[DESCRIPTION OF THE TASK]: Say how many lines of the material below contain the word "Legal", with no other words.
[Start of DATASET ROWS]
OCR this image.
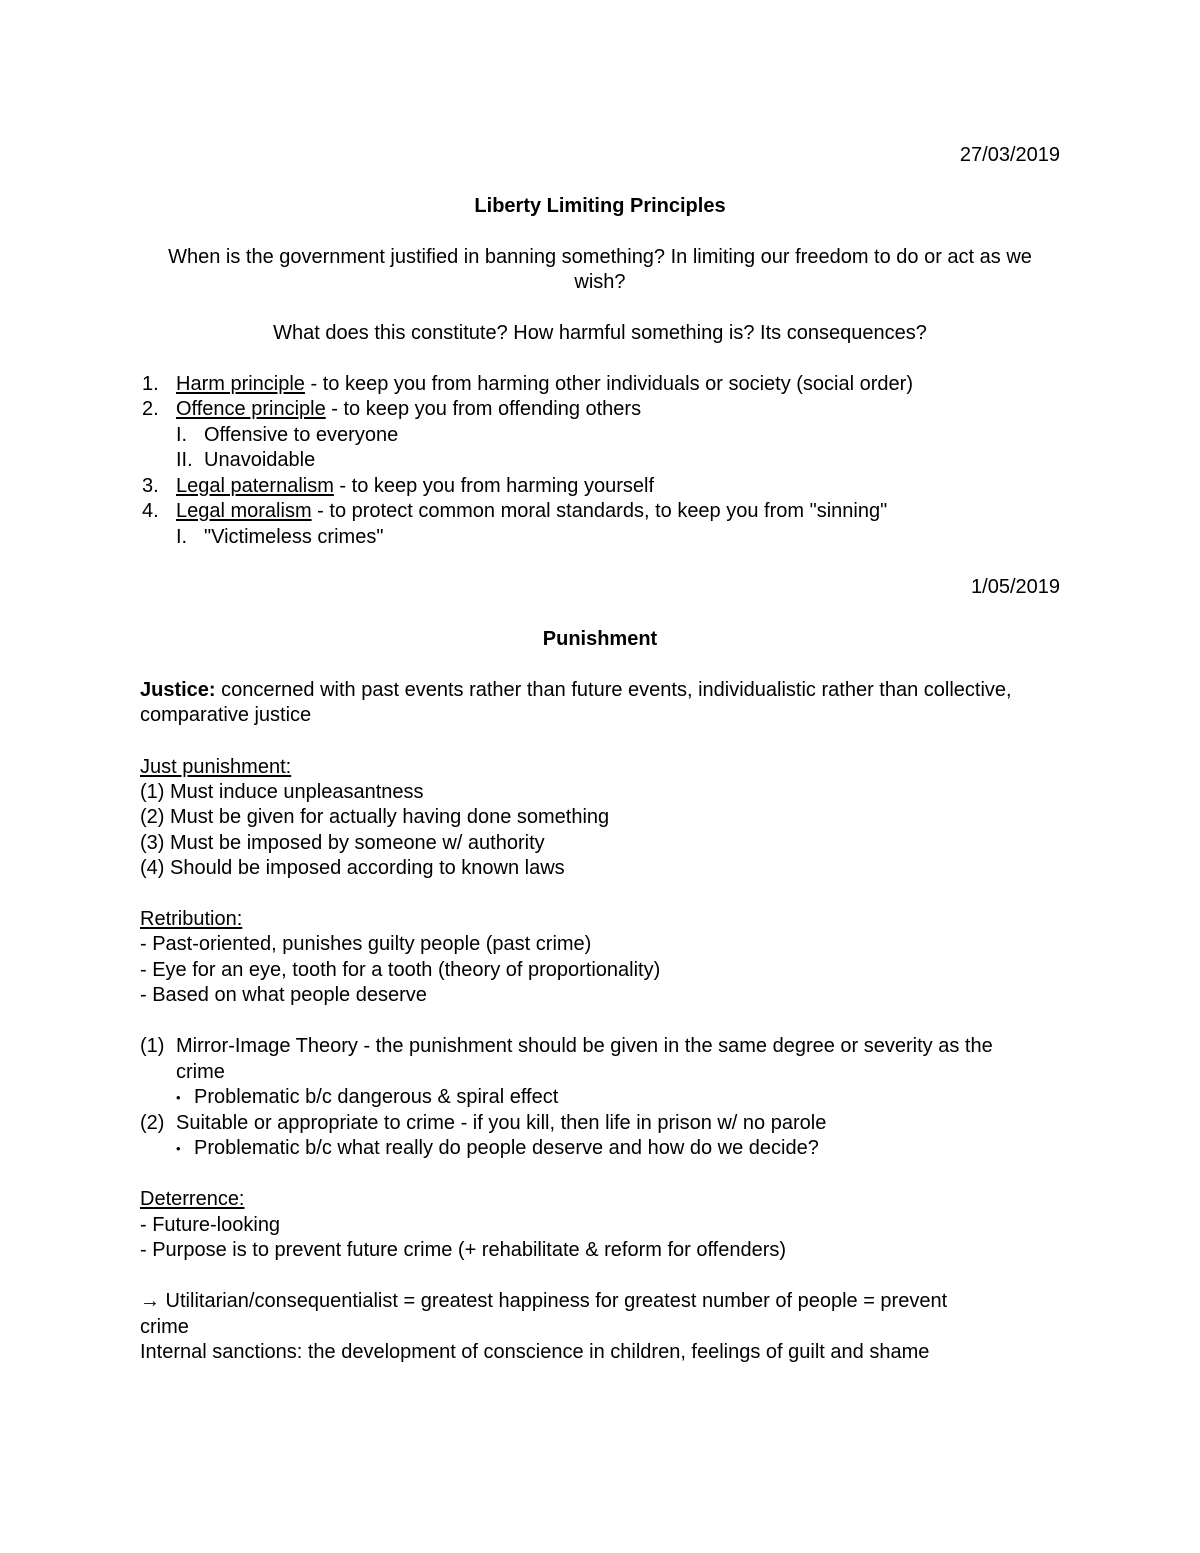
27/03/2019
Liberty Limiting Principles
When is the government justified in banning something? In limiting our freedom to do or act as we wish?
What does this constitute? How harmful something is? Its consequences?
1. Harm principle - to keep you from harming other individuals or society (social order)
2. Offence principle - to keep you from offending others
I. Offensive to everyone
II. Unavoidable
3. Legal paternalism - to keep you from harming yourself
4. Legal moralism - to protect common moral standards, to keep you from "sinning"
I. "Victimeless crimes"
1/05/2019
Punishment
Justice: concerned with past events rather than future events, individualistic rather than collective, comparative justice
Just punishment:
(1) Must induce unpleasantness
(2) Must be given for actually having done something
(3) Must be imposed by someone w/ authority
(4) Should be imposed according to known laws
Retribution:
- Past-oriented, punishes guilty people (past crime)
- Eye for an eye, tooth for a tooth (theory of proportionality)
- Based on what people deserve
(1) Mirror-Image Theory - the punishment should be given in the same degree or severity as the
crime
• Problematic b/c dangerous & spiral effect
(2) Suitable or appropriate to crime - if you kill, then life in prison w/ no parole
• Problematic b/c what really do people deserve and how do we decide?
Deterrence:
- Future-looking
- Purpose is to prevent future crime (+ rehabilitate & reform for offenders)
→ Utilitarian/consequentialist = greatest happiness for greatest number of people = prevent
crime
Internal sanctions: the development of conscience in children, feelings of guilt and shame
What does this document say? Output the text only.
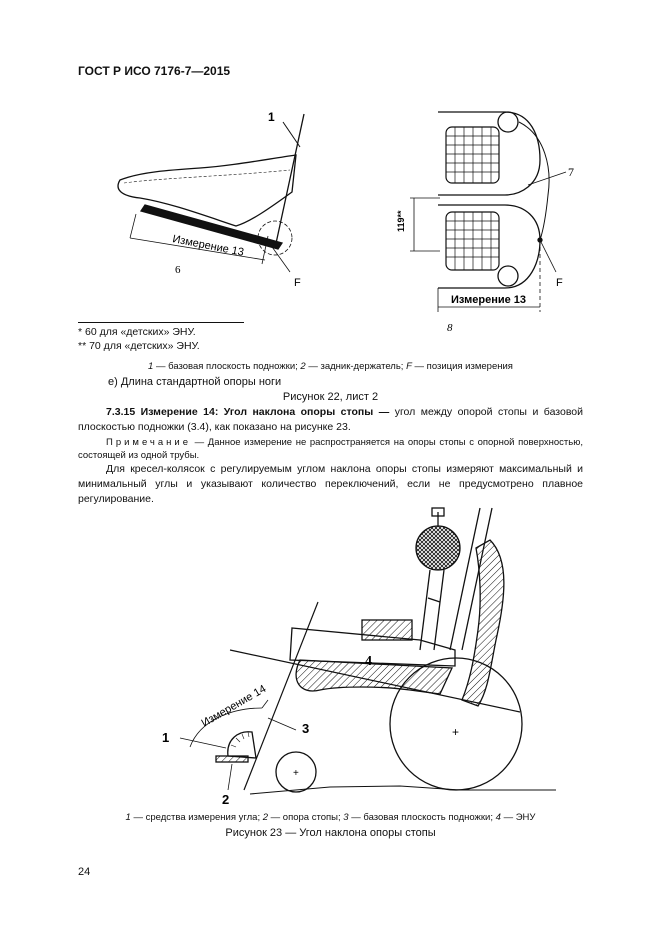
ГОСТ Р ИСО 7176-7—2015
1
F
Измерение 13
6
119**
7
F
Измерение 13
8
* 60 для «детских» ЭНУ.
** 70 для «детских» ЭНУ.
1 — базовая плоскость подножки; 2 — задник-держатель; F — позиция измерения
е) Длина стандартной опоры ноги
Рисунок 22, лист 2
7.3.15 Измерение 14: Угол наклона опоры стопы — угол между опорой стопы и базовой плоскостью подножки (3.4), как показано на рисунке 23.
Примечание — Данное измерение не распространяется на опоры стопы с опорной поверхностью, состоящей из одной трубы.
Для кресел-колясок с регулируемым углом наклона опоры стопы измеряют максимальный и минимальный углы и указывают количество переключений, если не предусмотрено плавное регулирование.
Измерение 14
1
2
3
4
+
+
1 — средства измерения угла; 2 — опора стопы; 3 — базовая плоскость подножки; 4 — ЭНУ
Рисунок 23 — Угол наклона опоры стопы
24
[End of DATASET ROWS]
[Start of DATASET ROWS]
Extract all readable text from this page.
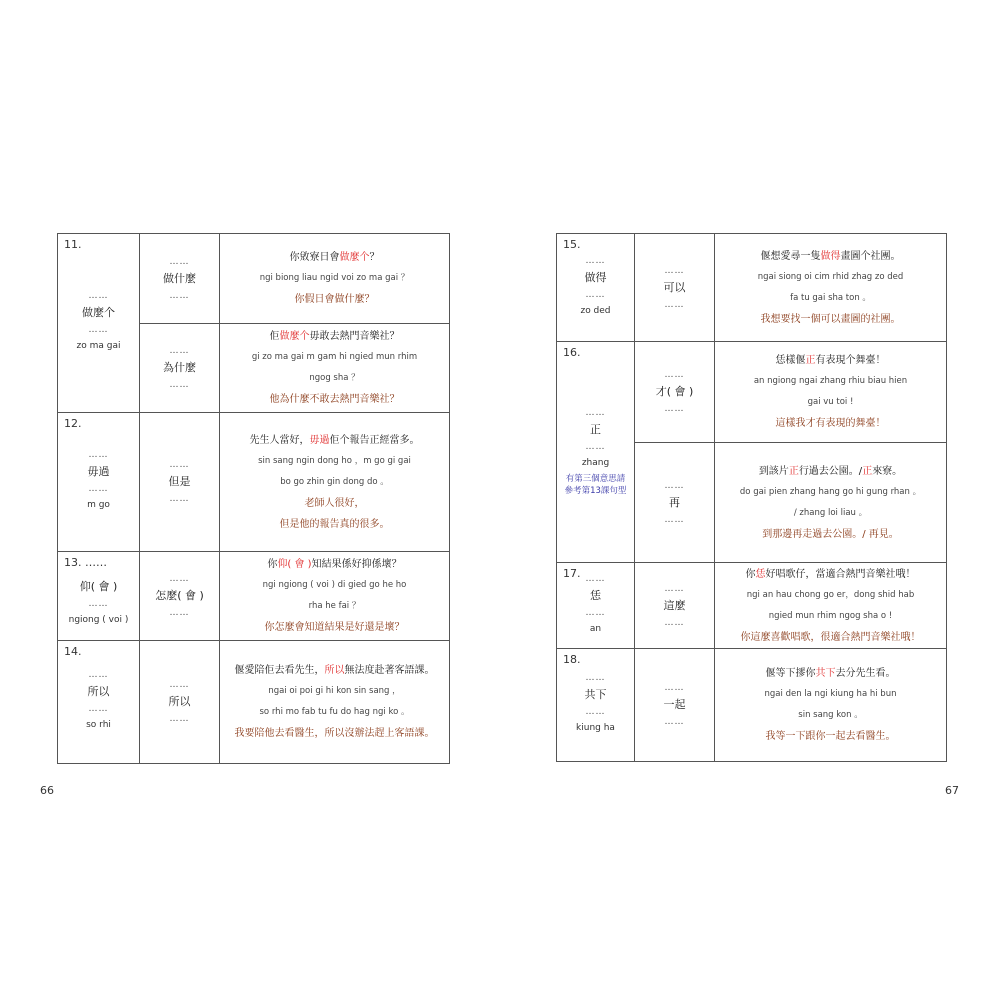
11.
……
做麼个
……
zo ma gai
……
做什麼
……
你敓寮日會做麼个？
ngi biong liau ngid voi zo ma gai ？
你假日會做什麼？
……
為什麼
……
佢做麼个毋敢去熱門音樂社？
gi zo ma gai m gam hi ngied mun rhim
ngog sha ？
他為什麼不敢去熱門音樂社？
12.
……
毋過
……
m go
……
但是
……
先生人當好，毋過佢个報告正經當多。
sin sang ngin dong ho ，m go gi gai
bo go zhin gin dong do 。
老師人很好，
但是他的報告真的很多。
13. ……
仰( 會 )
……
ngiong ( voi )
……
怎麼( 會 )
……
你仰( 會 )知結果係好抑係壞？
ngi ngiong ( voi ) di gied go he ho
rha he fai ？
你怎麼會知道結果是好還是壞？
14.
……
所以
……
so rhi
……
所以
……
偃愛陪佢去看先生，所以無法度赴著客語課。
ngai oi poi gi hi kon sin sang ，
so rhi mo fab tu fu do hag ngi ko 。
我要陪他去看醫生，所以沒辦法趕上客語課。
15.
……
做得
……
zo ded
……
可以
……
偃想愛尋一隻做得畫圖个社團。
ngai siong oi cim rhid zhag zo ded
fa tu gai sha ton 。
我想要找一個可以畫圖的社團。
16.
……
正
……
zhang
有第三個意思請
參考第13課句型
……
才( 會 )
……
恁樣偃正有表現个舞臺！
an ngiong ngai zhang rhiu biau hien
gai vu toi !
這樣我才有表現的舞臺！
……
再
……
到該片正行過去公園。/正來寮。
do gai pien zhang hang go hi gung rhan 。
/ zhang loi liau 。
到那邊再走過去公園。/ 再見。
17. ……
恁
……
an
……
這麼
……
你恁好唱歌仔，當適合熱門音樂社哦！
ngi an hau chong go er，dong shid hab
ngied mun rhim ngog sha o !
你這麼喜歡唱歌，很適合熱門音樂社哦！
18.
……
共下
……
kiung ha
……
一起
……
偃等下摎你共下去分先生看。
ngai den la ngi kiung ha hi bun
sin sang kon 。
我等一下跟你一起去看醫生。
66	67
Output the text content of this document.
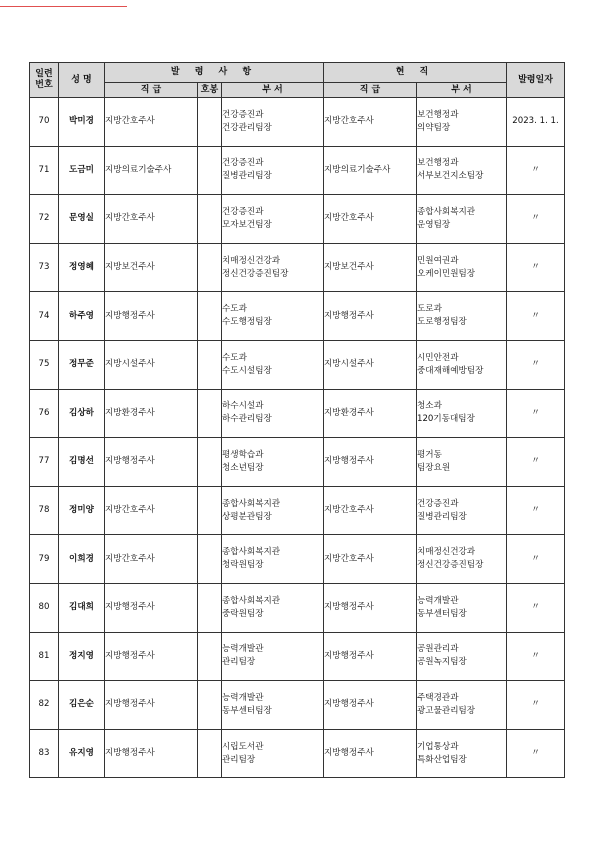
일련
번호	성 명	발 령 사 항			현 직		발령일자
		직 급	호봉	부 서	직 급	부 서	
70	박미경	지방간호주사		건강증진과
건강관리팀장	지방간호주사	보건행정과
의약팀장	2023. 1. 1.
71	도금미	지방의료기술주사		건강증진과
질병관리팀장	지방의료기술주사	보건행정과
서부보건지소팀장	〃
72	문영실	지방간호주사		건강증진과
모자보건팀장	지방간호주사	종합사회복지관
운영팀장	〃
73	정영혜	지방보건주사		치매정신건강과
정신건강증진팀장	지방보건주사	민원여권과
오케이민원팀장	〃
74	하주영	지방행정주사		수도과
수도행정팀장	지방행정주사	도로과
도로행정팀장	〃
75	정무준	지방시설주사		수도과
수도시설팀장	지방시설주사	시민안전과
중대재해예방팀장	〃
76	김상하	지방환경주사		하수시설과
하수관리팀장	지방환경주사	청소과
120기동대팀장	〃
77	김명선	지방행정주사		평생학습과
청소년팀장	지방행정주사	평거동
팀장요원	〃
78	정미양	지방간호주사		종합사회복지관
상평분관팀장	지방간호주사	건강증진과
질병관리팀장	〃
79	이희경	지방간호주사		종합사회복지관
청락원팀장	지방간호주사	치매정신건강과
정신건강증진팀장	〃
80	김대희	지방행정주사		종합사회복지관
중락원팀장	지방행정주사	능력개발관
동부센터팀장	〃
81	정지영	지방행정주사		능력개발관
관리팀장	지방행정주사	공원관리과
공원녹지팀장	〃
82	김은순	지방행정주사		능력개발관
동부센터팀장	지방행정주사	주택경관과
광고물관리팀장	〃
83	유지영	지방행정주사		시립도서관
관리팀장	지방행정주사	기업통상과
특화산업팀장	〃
[End of DATASET ROWS]
[ANSWER TO THIS EXERCISE]: 2